Each line of the material below that holds the word "three" needs to be copied.

§ **MATERIAL**:
● ● ● ● ● ● ●
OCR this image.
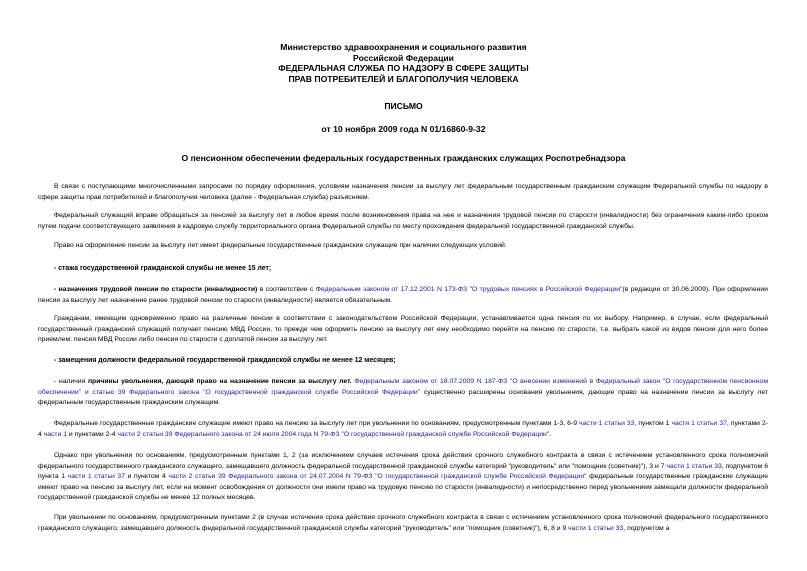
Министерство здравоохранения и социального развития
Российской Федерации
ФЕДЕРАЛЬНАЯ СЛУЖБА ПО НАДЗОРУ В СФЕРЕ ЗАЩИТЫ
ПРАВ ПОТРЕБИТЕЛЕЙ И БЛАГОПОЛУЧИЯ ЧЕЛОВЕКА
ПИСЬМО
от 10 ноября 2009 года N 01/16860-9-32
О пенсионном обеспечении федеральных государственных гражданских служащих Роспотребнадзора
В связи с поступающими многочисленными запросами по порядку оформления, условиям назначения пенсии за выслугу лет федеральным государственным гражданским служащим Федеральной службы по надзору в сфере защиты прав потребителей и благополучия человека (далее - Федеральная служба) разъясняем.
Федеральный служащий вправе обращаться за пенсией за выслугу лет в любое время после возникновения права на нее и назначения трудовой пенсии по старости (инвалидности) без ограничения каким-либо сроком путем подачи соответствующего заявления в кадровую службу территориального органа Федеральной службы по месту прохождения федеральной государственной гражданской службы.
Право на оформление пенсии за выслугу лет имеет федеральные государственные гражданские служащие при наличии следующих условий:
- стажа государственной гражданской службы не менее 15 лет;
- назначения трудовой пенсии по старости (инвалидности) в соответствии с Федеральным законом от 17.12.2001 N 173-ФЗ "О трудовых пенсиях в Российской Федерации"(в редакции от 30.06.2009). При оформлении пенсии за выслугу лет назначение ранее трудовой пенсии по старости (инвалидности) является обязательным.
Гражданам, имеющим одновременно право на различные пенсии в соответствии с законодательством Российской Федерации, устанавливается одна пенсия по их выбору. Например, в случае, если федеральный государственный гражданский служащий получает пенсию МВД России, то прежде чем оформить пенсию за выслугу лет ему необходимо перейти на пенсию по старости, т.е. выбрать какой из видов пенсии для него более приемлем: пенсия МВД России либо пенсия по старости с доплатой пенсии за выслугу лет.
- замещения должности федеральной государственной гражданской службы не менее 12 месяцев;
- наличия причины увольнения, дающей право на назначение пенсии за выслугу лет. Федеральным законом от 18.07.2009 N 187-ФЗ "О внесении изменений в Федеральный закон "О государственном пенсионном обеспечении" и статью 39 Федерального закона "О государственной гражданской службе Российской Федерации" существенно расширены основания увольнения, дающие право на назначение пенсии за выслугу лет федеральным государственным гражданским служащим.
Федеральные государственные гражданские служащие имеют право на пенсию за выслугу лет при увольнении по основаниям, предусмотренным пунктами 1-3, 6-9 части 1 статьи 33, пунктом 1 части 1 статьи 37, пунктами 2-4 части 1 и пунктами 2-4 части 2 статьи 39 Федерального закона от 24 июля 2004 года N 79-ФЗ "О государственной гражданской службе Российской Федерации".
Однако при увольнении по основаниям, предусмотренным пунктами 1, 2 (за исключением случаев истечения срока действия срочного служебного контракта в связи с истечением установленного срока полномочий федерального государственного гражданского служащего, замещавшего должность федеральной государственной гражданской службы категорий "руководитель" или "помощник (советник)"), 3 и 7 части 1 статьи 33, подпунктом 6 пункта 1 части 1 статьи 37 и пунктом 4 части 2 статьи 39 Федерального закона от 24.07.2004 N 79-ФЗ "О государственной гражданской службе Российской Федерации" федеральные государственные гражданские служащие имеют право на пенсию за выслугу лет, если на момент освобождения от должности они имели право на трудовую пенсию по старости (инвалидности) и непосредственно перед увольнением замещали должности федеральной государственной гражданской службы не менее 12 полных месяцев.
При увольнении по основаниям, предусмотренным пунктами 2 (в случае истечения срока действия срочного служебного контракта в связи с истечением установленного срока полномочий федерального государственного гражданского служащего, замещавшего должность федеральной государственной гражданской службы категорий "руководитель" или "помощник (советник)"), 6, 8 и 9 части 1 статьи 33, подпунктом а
● ● ● ● ● ● ●
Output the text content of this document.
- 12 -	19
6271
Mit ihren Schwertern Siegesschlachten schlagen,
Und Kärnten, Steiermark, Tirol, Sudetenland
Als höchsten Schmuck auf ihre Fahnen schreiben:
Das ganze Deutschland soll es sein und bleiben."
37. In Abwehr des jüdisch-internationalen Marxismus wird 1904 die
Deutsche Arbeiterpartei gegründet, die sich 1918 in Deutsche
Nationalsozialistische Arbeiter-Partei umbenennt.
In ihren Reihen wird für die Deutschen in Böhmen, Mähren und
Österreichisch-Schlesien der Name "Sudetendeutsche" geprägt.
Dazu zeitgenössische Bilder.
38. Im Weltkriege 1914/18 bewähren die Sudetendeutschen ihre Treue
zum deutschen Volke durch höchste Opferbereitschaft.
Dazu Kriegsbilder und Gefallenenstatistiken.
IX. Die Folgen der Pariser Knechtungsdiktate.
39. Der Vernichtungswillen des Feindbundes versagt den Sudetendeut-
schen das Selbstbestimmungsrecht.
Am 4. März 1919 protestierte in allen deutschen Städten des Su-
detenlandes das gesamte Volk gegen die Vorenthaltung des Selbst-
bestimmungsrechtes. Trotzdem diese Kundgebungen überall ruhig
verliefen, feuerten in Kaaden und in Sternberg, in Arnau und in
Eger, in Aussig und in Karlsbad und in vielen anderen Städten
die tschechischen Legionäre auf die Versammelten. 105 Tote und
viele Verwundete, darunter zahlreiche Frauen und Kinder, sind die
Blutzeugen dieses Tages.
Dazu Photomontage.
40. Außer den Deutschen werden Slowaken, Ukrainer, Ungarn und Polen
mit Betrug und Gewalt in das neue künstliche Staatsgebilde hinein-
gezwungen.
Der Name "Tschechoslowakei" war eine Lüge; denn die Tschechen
● ● ● ● ● ● ●
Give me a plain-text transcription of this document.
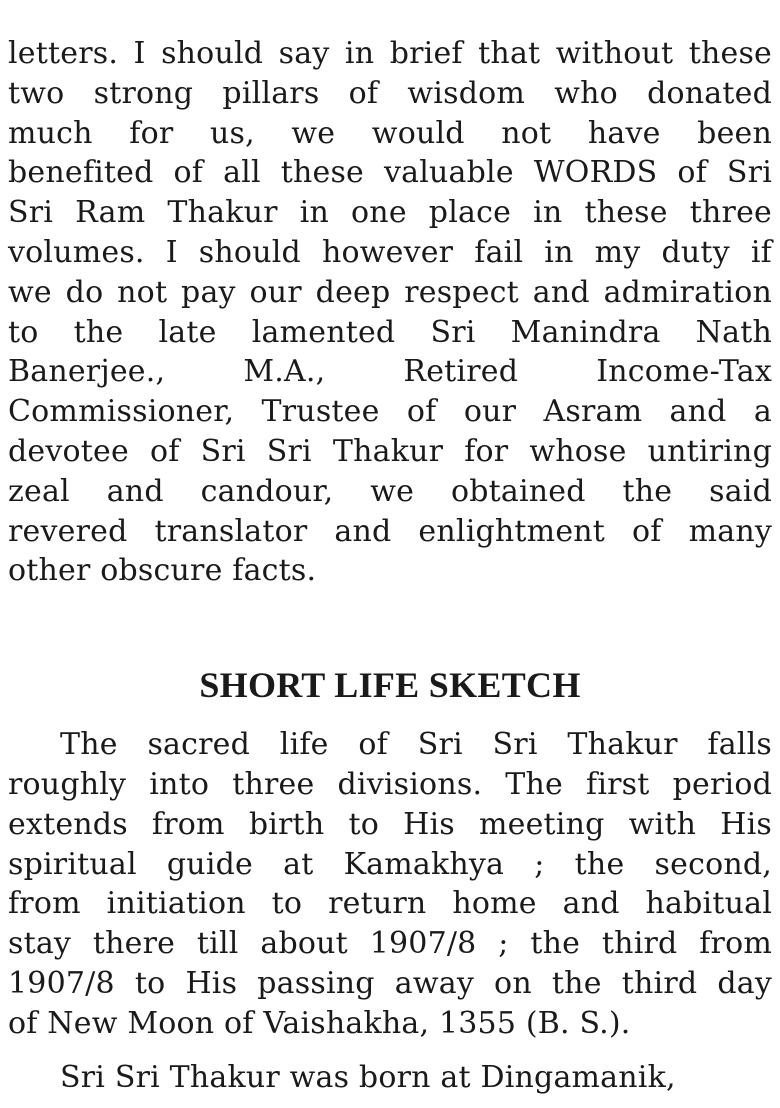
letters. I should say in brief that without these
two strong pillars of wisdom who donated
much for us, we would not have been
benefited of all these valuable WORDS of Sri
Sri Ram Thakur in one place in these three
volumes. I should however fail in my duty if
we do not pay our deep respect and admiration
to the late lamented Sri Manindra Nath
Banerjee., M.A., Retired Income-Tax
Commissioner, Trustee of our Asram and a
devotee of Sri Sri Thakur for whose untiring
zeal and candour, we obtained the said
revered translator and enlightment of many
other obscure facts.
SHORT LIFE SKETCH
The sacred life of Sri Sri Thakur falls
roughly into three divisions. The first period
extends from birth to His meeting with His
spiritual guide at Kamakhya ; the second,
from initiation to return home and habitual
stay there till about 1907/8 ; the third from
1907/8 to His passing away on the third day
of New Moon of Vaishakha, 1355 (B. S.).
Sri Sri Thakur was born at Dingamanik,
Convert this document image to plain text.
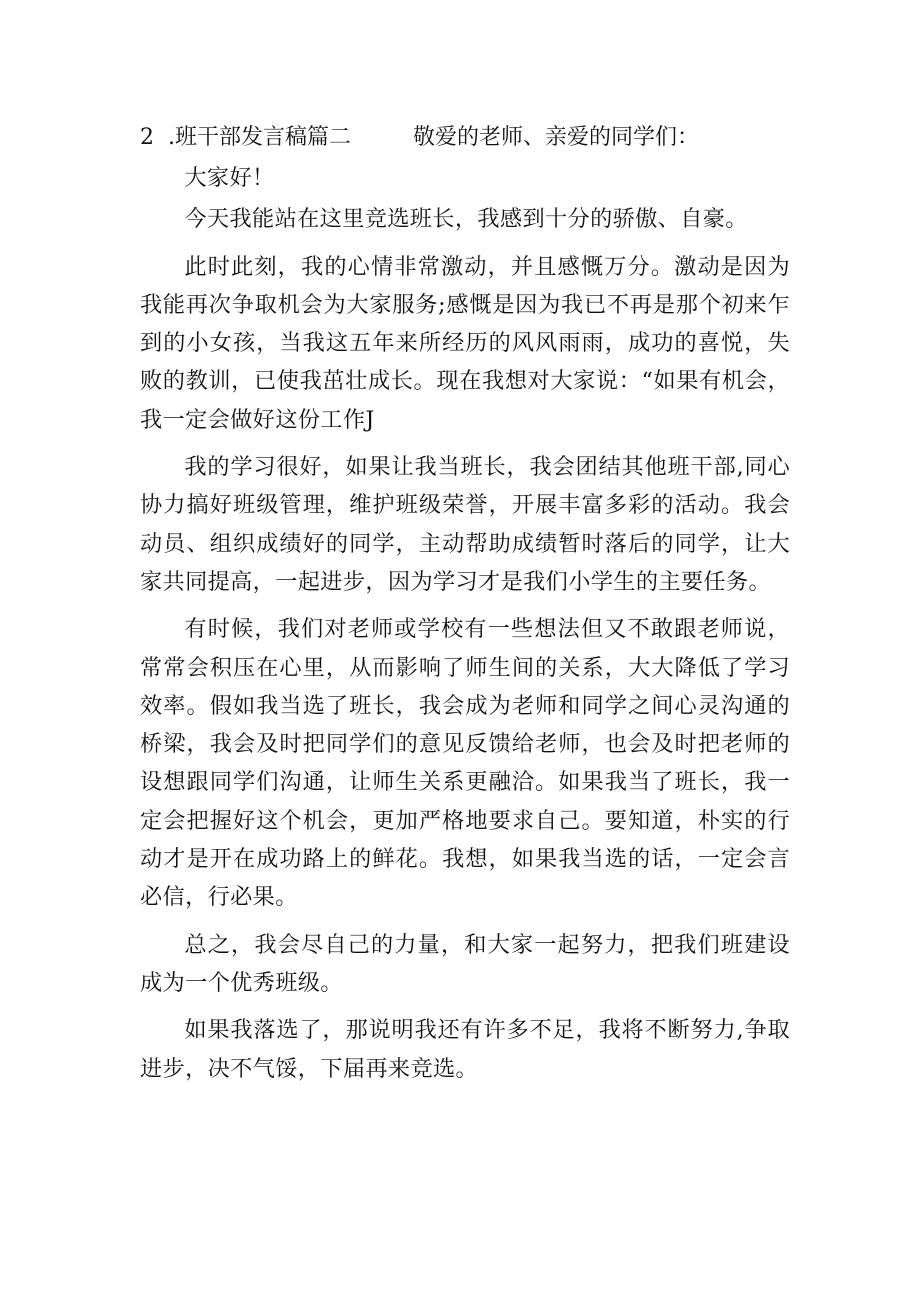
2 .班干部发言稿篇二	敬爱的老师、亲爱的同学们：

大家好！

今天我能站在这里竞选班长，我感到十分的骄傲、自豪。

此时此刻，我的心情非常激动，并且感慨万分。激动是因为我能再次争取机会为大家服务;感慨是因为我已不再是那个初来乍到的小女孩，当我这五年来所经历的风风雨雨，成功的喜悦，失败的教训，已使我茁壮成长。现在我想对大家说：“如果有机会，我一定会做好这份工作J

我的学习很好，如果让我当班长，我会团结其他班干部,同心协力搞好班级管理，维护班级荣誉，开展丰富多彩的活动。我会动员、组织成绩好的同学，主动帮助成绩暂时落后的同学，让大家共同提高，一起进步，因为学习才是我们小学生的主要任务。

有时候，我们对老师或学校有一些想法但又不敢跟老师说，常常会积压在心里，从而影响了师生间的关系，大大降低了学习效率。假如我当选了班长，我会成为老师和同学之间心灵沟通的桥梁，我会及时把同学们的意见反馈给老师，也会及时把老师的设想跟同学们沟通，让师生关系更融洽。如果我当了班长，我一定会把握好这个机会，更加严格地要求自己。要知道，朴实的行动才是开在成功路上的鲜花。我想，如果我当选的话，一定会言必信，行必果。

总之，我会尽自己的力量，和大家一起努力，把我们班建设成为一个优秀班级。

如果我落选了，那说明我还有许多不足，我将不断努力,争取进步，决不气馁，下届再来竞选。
● ● ● ● ● ● ●
§ **ANSWER TO THE PROBLEM**:
Sri Ram Thakur in one place in these three
roughly into three divisions. The first period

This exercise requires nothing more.